▶ [SHORT PROBLEM]: Please retype every line of the records below character for character, leaving the pictures out of your answer.

▶ [Annotated element listings]:
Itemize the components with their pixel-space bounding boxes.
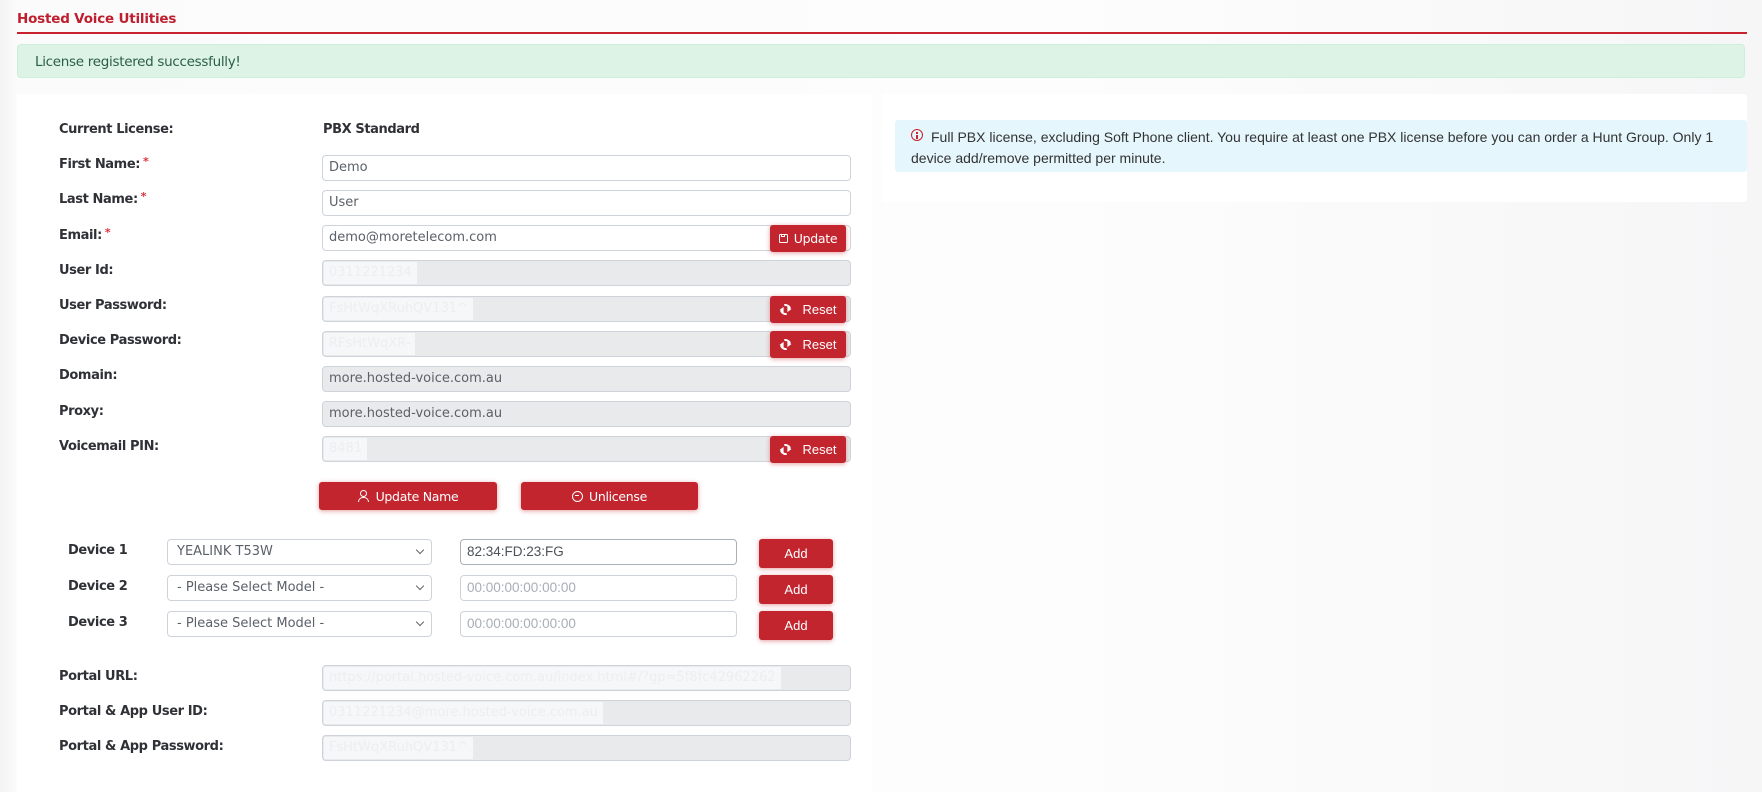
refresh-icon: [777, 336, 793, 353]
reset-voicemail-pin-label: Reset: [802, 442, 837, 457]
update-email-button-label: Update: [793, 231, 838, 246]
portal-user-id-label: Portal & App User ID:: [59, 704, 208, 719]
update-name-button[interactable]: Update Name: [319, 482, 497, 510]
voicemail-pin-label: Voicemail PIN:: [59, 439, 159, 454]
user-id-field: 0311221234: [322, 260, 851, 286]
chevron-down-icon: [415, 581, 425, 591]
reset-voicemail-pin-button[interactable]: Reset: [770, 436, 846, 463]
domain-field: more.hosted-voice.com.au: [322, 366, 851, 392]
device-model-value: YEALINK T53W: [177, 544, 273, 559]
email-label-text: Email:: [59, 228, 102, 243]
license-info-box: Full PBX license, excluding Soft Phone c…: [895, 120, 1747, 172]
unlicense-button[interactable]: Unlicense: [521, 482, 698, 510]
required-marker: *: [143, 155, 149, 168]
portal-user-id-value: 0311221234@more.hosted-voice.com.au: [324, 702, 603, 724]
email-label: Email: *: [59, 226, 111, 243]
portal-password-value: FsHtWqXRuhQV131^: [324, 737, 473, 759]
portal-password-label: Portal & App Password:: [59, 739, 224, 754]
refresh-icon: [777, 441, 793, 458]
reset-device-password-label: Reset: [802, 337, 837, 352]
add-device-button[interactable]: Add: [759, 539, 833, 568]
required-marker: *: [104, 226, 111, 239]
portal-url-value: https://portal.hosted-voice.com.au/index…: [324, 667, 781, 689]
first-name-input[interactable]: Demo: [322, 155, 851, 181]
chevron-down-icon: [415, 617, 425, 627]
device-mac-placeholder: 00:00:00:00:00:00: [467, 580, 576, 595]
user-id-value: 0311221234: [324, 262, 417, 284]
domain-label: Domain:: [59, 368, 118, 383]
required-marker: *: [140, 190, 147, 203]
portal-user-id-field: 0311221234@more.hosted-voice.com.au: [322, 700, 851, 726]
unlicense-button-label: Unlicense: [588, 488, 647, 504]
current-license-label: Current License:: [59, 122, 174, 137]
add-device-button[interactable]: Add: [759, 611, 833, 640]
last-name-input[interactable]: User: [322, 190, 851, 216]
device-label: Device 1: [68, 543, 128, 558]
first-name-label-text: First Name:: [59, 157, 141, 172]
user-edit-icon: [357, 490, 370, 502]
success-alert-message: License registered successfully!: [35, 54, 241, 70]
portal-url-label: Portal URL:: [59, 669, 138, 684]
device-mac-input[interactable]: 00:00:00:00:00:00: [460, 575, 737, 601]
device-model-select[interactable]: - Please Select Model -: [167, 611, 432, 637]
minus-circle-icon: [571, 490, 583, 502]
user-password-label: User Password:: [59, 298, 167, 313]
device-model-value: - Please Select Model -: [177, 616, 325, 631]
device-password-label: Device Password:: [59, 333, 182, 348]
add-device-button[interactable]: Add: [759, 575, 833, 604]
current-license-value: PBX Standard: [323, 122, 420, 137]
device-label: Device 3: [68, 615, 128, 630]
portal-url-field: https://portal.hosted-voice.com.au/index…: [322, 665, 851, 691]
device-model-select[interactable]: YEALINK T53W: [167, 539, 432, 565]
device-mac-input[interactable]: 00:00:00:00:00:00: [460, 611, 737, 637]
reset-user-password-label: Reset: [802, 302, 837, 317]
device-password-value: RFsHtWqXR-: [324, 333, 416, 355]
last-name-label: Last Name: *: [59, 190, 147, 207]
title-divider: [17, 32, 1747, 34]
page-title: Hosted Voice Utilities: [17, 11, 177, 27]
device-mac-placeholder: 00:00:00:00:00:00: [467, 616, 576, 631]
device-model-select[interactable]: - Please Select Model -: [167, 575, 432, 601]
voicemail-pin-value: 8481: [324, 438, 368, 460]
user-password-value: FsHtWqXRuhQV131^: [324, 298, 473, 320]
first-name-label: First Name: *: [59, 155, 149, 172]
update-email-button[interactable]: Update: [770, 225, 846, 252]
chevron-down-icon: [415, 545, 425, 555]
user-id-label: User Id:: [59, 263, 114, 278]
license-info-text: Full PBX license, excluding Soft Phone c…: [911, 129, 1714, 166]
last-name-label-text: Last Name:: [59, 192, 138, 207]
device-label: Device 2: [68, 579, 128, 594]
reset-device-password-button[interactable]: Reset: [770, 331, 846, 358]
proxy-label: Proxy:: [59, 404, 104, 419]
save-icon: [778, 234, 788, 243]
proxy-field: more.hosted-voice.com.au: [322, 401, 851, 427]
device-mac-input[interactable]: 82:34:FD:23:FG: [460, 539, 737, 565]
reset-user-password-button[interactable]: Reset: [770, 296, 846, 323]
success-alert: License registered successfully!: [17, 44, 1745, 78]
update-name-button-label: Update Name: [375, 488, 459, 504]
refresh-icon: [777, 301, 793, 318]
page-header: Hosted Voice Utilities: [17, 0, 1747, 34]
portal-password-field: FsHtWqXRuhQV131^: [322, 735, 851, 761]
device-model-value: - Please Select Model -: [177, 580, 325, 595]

▶ [SOLUTION]:
Itemize the components with their pixel-space bounding boxes.
refresh-icon: [777, 336, 793, 353]
reset-voicemail-pin-label: Reset: [802, 442, 837, 457]
update-email-button-label: Update: [793, 231, 838, 246]
portal-user-id-label: Portal & App User ID:: [59, 704, 208, 719]
update-name-button[interactable]: Update Name: [319, 482, 497, 510]
voicemail-pin-label: Voicemail PIN:: [59, 439, 159, 454]
user-id-field: 0311221234: [322, 260, 851, 286]
chevron-down-icon: [415, 581, 425, 591]
reset-voicemail-pin-button[interactable]: Reset: [770, 436, 846, 463]
domain-field: more.hosted-voice.com.au: [322, 366, 851, 392]
device-model-value: YEALINK T53W: [177, 544, 273, 559]
email-label-text: Email:: [59, 228, 102, 243]
license-info-box: Full PBX license, excluding Soft Phone c…: [895, 120, 1747, 172]
unlicense-button[interactable]: Unlicense: [521, 482, 698, 510]
required-marker: *: [143, 155, 149, 168]
portal-user-id-value: 0311221234@more.hosted-voice.com.au: [324, 702, 603, 724]
email-label: Email: *: [59, 226, 111, 243]
portal-password-value: FsHtWqXRuhQV131^: [324, 737, 473, 759]
portal-password-label: Portal & App Password:: [59, 739, 224, 754]
refresh-icon: [777, 441, 793, 458]
reset-device-password-label: Reset: [802, 337, 837, 352]
add-device-button[interactable]: Add: [759, 539, 833, 568]
required-marker: *: [104, 226, 111, 239]
portal-url-value: https://portal.hosted-voice.com.au/index…: [324, 667, 781, 689]
first-name-input[interactable]: Demo: [322, 155, 851, 181]
chevron-down-icon: [415, 617, 425, 627]
device-mac-placeholder: 00:00:00:00:00:00: [467, 580, 576, 595]
user-id-value: 0311221234: [324, 262, 417, 284]
domain-label: Domain:: [59, 368, 118, 383]
required-marker: *: [140, 190, 147, 203]
portal-user-id-field: 0311221234@more.hosted-voice.com.au: [322, 700, 851, 726]
unlicense-button-label: Unlicense: [588, 488, 647, 504]
current-license-label: Current License:: [59, 122, 174, 137]
add-device-button[interactable]: Add: [759, 611, 833, 640]
last-name-input[interactable]: User: [322, 190, 851, 216]
device-label: Device 1: [68, 543, 128, 558]
first-name-label-text: First Name:: [59, 157, 141, 172]
user-edit-icon: [357, 490, 370, 502]
success-alert-message: License registered successfully!: [35, 54, 241, 70]
portal-url-label: Portal URL:: [59, 669, 138, 684]
device-mac-input[interactable]: 00:00:00:00:00:00: [460, 575, 737, 601]
device-model-select[interactable]: - Please Select Model -: [167, 611, 432, 637]
minus-circle-icon: [571, 490, 583, 502]
user-password-label: User Password:: [59, 298, 167, 313]
device-model-value: - Please Select Model -: [177, 616, 325, 631]
device-password-label: Device Password:: [59, 333, 182, 348]
add-device-button[interactable]: Add: [759, 575, 833, 604]
current-license-value: PBX Standard: [323, 122, 420, 137]
device-label: Device 3: [68, 615, 128, 630]
portal-url-field: https://portal.hosted-voice.com.au/index…: [322, 665, 851, 691]
device-model-select[interactable]: YEALINK T53W: [167, 539, 432, 565]
device-mac-input[interactable]: 00:00:00:00:00:00: [460, 611, 737, 637]
reset-user-password-label: Reset: [802, 302, 837, 317]
device-password-value: RFsHtWqXR-: [324, 333, 416, 355]
last-name-label: Last Name: *: [59, 190, 147, 207]
title-divider: [17, 32, 1747, 34]
page-title: Hosted Voice Utilities: [17, 11, 177, 27]
device-mac-placeholder: 00:00:00:00:00:00: [467, 616, 576, 631]
device-model-select[interactable]: - Please Select Model -: [167, 575, 432, 601]
voicemail-pin-value: 8481: [324, 438, 368, 460]
user-password-value: FsHtWqXRuhQV131^: [324, 298, 473, 320]
first-name-label: First Name: *: [59, 155, 149, 172]
update-email-button[interactable]: Update: [770, 225, 846, 252]
chevron-down-icon: [415, 545, 425, 555]
user-id-label: User Id:: [59, 263, 114, 278]
license-info-text: Full PBX license, excluding Soft Phone c…: [911, 129, 1714, 166]
last-name-label-text: Last Name:: [59, 192, 138, 207]
device-label: Device 2: [68, 579, 128, 594]
reset-device-password-button[interactable]: Reset: [770, 331, 846, 358]
proxy-label: Proxy:: [59, 404, 104, 419]
save-icon: [778, 234, 788, 243]
proxy-field: more.hosted-voice.com.au: [322, 401, 851, 427]
device-mac-input[interactable]: 82:34:FD:23:FG: [460, 539, 737, 565]
reset-user-password-button[interactable]: Reset: [770, 296, 846, 323]
success-alert: License registered successfully!: [17, 44, 1745, 78]
update-name-button-label: Update Name: [375, 488, 459, 504]
refresh-icon: [777, 301, 793, 318]
page-header: Hosted Voice Utilities: [17, 0, 1747, 34]
portal-password-field: FsHtWqXRuhQV131^: [322, 735, 851, 761]
device-model-value: - Please Select Model -: [177, 580, 325, 595]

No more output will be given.